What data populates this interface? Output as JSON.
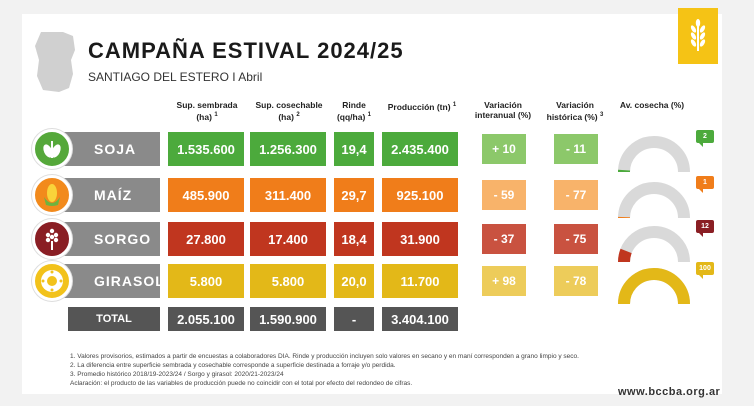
{
  "title": "CAMPAÑA ESTIVAL 2024/25",
  "subtitle": "SANTIAGO DEL ESTERO I Abril",
  "headers": {
    "sup_sembrada": "Sup. sembrada",
    "sup_sembrada_unit": "(ha)",
    "sup_sembrada_note": "1",
    "sup_cosechable": "Sup. cosechable",
    "sup_cosechable_unit": "(ha)",
    "sup_cosechable_note": "2",
    "rinde": "Rinde",
    "rinde_unit": "(qq/ha)",
    "rinde_note": "1",
    "produccion": "Producción (tn)",
    "produccion_note": "1",
    "var_interanual": "Variación",
    "var_interanual_2": "interanual (%)",
    "var_historica": "Variación",
    "var_historica_2": "histórica (%)",
    "var_historica_note": "3",
    "av_cosecha": "Av. cosecha (%)"
  },
  "crops": [
    {
      "name": "SOJA",
      "icon": "soy-icon",
      "sembrada": "1.535.600",
      "cosechable": "1.256.300",
      "rinde": "19,4",
      "produccion": "2.435.400",
      "var_interanual": "+ 10",
      "var_historica": "- 11",
      "avance": 2,
      "avance_label": "2",
      "color_dark": "#4caa3c",
      "color_light": "#8cc86a",
      "icon_bg": "#55a83a"
    },
    {
      "name": "MAÍZ",
      "icon": "corn-icon",
      "sembrada": "485.900",
      "cosechable": "311.400",
      "rinde": "29,7",
      "produccion": "925.100",
      "var_interanual": "- 59",
      "var_historica": "- 77",
      "avance": 1,
      "avance_label": "1",
      "color_dark": "#f07d1a",
      "color_light": "#f8b36a",
      "icon_bg": "#f28a1c"
    },
    {
      "name": "SORGO",
      "icon": "sorghum-icon",
      "sembrada": "27.800",
      "cosechable": "17.400",
      "rinde": "18,4",
      "produccion": "31.900",
      "var_interanual": "- 37",
      "var_historica": "- 75",
      "avance": 12,
      "avance_label": "12",
      "color_dark": "#c0361f",
      "color_light": "#c95240",
      "icon_bg": "#8a1e24"
    },
    {
      "name": "GIRASOL",
      "icon": "sunflower-icon",
      "sembrada": "5.800",
      "cosechable": "5.800",
      "rinde": "20,0",
      "produccion": "11.700",
      "var_interanual": "+ 98",
      "var_historica": "- 78",
      "avance": 100,
      "avance_label": "100",
      "color_dark": "#e3b818",
      "color_light": "#edcc5a",
      "icon_bg": "#f2c21b"
    }
  ],
  "total": {
    "label": "TOTAL",
    "sembrada": "2.055.100",
    "cosechable": "1.590.900",
    "rinde": "-",
    "produccion": "3.404.100"
  },
  "notes": [
    "1. Valores provisorios, estimados a partir de encuestas a colaboradores DIA. Rinde y producción incluyen solo valores en secano y en maní corresponden a grano limpio y seco.",
    "2. La diferencia entre superficie sembrada y cosechable corresponde a superficie destinada a forraje y/o perdida.",
    "3. Promedio histórico 2018/19-2023/24 / Sorgo y girasol: 2020/21-2023/24",
    "Aclaración: el producto de las variables de producción puede no coincidir con el total por efecto del redondeo de cifras."
  ],
  "url": "www.bccba.org.ar"
}
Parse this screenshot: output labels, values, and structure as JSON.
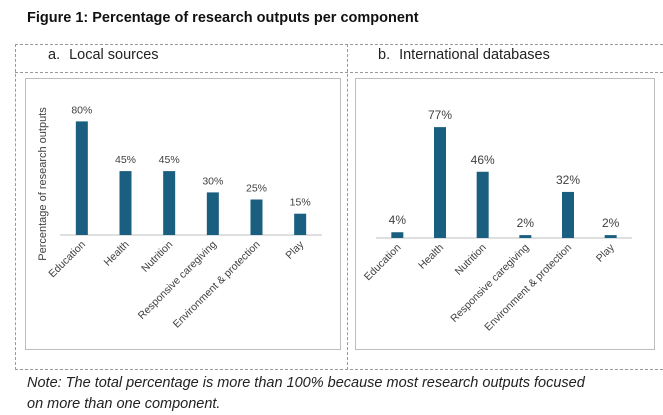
{
  "figure_title": "Figure 1: Percentage of research outputs per component",
  "panels": [
    {
      "letter": "a.",
      "title": "Local sources"
    },
    {
      "letter": "b.",
      "title": "International databases"
    }
  ],
  "note": {
    "line1": "Note: The total percentage is more than 100% because most research outputs focused",
    "line2": "on more than one component."
  },
  "colors": {
    "bar": "#1a5e80",
    "axis": "#bfbfbf",
    "text": "#404040"
  },
  "chart_data": [
    {
      "type": "bar",
      "title": "Local sources",
      "ylabel": "Percentage of research outputs",
      "xlabel": "",
      "categories": [
        "Education",
        "Health",
        "Nutrition",
        "Responsive caregiving",
        "Environment & protection",
        "Play"
      ],
      "values": [
        80,
        45,
        45,
        30,
        25,
        15
      ],
      "data_labels": [
        "80%",
        "45%",
        "45%",
        "30%",
        "25%",
        "15%"
      ],
      "ylim": [
        0,
        100
      ],
      "grid": false
    },
    {
      "type": "bar",
      "title": "International databases",
      "ylabel": "",
      "xlabel": "",
      "categories": [
        "Education",
        "Health",
        "Nutrition",
        "Responsive caregiving",
        "Environment & protection",
        "Play"
      ],
      "values": [
        4,
        77,
        46,
        2,
        32,
        2
      ],
      "data_labels": [
        "4%",
        "77%",
        "46%",
        "2%",
        "32%",
        "2%"
      ],
      "ylim": [
        0,
        100
      ],
      "grid": false
    }
  ]
}
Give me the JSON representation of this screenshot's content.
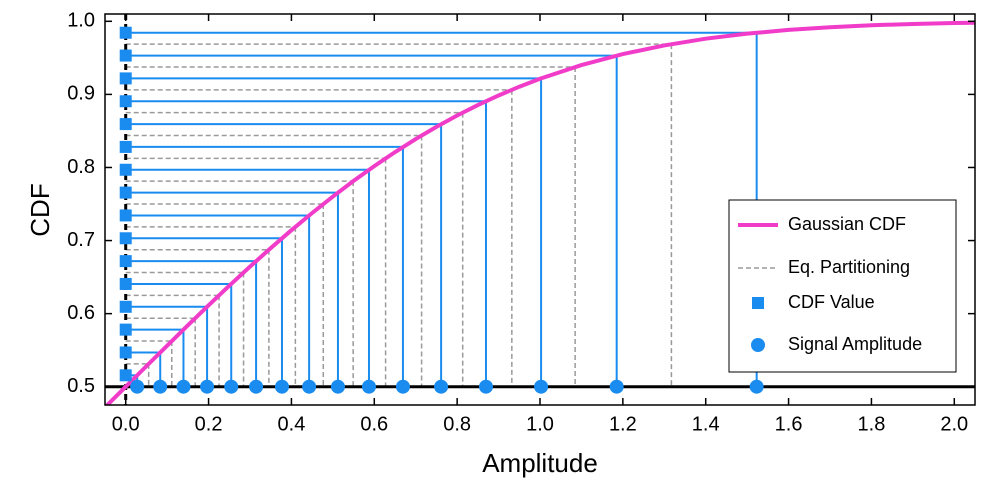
{
  "chart_data": {
    "type": "quantization",
    "xlabel": "Amplitude",
    "ylabel": "CDF",
    "xlim": [
      -0.05,
      2.05
    ],
    "ylim": [
      0.475,
      1.01
    ],
    "xticks": [
      {
        "value": 0,
        "label": "0.0"
      },
      0.2,
      0.4,
      0.6,
      0.8,
      {
        "value": 1,
        "label": "1.0"
      },
      1.2,
      1.4,
      1.6,
      1.8,
      {
        "value": 2,
        "label": "2.0"
      }
    ],
    "yticks": [
      0.5,
      0.6,
      0.7,
      0.8,
      0.9,
      {
        "value": 1,
        "label": "1.0"
      }
    ],
    "legend": "lower right",
    "curve": {
      "name": "Gaussian CDF",
      "color": "#f03cc8",
      "x": [
        -0.05,
        0,
        0.05,
        0.1,
        0.15,
        0.2,
        0.25,
        0.3,
        0.35,
        0.4,
        0.45,
        0.5,
        0.55,
        0.6,
        0.65,
        0.7,
        0.75,
        0.8,
        0.85,
        0.9,
        0.95,
        1.0,
        1.1,
        1.2,
        1.3,
        1.4,
        1.5,
        1.6,
        1.7,
        1.8,
        1.9,
        2.0,
        2.05
      ],
      "values": [
        0.4718,
        0.5,
        0.5282,
        0.5562,
        0.584,
        0.6114,
        0.6382,
        0.6643,
        0.6897,
        0.7142,
        0.7377,
        0.7602,
        0.7816,
        0.8019,
        0.821,
        0.8389,
        0.8556,
        0.8711,
        0.8854,
        0.8985,
        0.9105,
        0.9214,
        0.9401,
        0.9552,
        0.967,
        0.9762,
        0.9831,
        0.9882,
        0.9919,
        0.9946,
        0.9964,
        0.9977,
        0.9981
      ]
    },
    "partition": {
      "name": "Eq. Partitioning",
      "color": "#9a9a9a",
      "x": [
        0.0554,
        0.1112,
        0.1677,
        0.2253,
        0.2844,
        0.3456,
        0.4095,
        0.4769,
        0.549,
        0.6273,
        0.7142,
        0.8134,
        0.932,
        1.0848,
        1.3172
      ],
      "values": [
        0.53125,
        0.5625,
        0.59375,
        0.625,
        0.65625,
        0.6875,
        0.71875,
        0.75,
        0.78125,
        0.8125,
        0.84375,
        0.875,
        0.90625,
        0.9375,
        0.96875
      ]
    },
    "cdf_values": {
      "name": "CDF Value",
      "color": "#1a8cf0",
      "values": [
        0.515625,
        0.546875,
        0.578125,
        0.609375,
        0.640625,
        0.671875,
        0.703125,
        0.734375,
        0.765625,
        0.796875,
        0.828125,
        0.859375,
        0.890625,
        0.921875,
        0.953125,
        0.984375
      ]
    },
    "amplitudes": {
      "name": "Signal Amplitude",
      "color": "#1a8cf0",
      "x": [
        0.0277,
        0.0833,
        0.1394,
        0.1964,
        0.2547,
        0.3147,
        0.3772,
        0.4427,
        0.5123,
        0.5872,
        0.6692,
        0.7613,
        0.8696,
        1.0026,
        1.1851,
        1.523
      ]
    }
  }
}
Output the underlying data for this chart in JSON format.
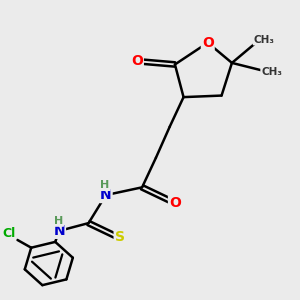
{
  "background_color": "#ebebeb",
  "atom_colors": {
    "O": "#ff0000",
    "N": "#0000cc",
    "S": "#cccc00",
    "Cl": "#00aa00",
    "C": "#000000",
    "H": "#5a9a5a"
  },
  "bond_color": "#000000",
  "bond_width": 1.8,
  "figsize": [
    3.0,
    3.0
  ],
  "dpi": 100
}
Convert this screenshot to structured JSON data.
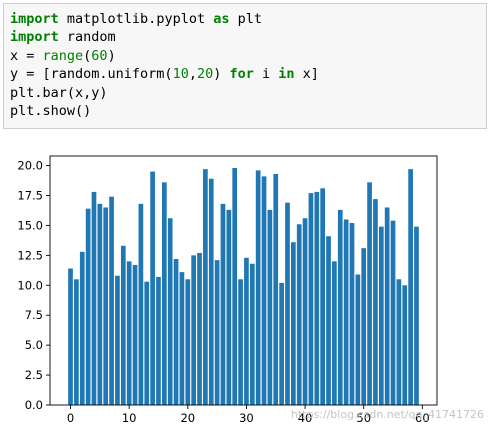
{
  "code_cell": {
    "lines": [
      [
        {
          "t": "import",
          "c": "kw"
        },
        {
          "t": " matplotlib.pyplot ",
          "c": ""
        },
        {
          "t": "as",
          "c": "kw"
        },
        {
          "t": " plt",
          "c": ""
        }
      ],
      [
        {
          "t": "import",
          "c": "kw"
        },
        {
          "t": " random",
          "c": ""
        }
      ],
      [
        {
          "t": "x = ",
          "c": ""
        },
        {
          "t": "range",
          "c": "bi"
        },
        {
          "t": "(",
          "c": ""
        },
        {
          "t": "60",
          "c": "num"
        },
        {
          "t": ")",
          "c": ""
        }
      ],
      [
        {
          "t": "y = [random.uniform(",
          "c": ""
        },
        {
          "t": "10",
          "c": "num"
        },
        {
          "t": ",",
          "c": ""
        },
        {
          "t": "20",
          "c": "num"
        },
        {
          "t": ") ",
          "c": ""
        },
        {
          "t": "for",
          "c": "kw"
        },
        {
          "t": " i ",
          "c": ""
        },
        {
          "t": "in",
          "c": "kw"
        },
        {
          "t": " x]",
          "c": ""
        }
      ],
      [
        {
          "t": "plt.bar(x,y)",
          "c": ""
        }
      ],
      [
        {
          "t": "plt.show()",
          "c": ""
        }
      ]
    ]
  },
  "chart_data": {
    "type": "bar",
    "x": [
      0,
      1,
      2,
      3,
      4,
      5,
      6,
      7,
      8,
      9,
      10,
      11,
      12,
      13,
      14,
      15,
      16,
      17,
      18,
      19,
      20,
      21,
      22,
      23,
      24,
      25,
      26,
      27,
      28,
      29,
      30,
      31,
      32,
      33,
      34,
      35,
      36,
      37,
      38,
      39,
      40,
      41,
      42,
      43,
      44,
      45,
      46,
      47,
      48,
      49,
      50,
      51,
      52,
      53,
      54,
      55,
      56,
      57,
      58,
      59
    ],
    "values": [
      11.4,
      10.5,
      12.8,
      16.4,
      17.8,
      16.8,
      16.5,
      17.4,
      10.8,
      13.3,
      12.0,
      11.7,
      16.8,
      10.3,
      19.5,
      10.7,
      18.6,
      15.6,
      12.2,
      11.1,
      10.5,
      12.5,
      12.7,
      19.7,
      18.9,
      12.1,
      16.8,
      16.3,
      19.8,
      10.5,
      12.3,
      11.8,
      19.6,
      19.1,
      16.3,
      19.3,
      10.2,
      16.9,
      13.6,
      15.1,
      15.6,
      17.7,
      17.8,
      18.1,
      14.1,
      12.0,
      16.3,
      15.5,
      15.2,
      10.9,
      13.1,
      18.6,
      17.2,
      14.9,
      16.5,
      15.4,
      10.5,
      10.0,
      19.7,
      14.9
    ],
    "xticks": [
      0,
      10,
      20,
      30,
      40,
      50,
      60
    ],
    "yticks": [
      0.0,
      2.5,
      5.0,
      7.5,
      10.0,
      12.5,
      15.0,
      17.5,
      20.0
    ],
    "xlim": [
      -3.5,
      62.5
    ],
    "ylim": [
      0,
      20.8
    ],
    "bar_color": "#1f77b4",
    "title": "",
    "xlabel": "",
    "ylabel": "",
    "grid": false
  },
  "watermark": "https://blog.csdn.net/qq_41741726"
}
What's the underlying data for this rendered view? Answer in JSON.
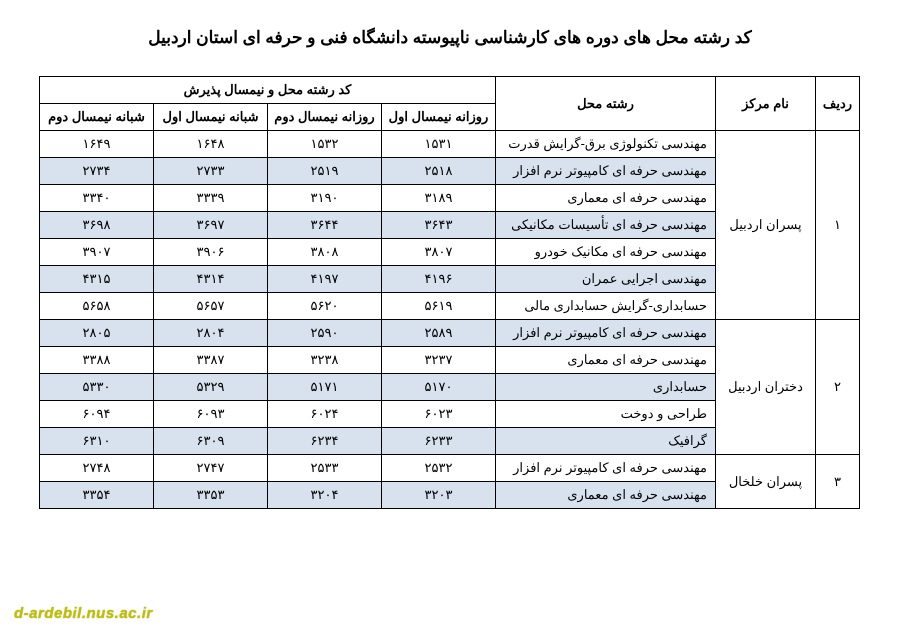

──────────────────────────────

Which lines above contain "sources"? Show each of them.

Task solution »
      "title": "Local sources"
      "title": "Local sources",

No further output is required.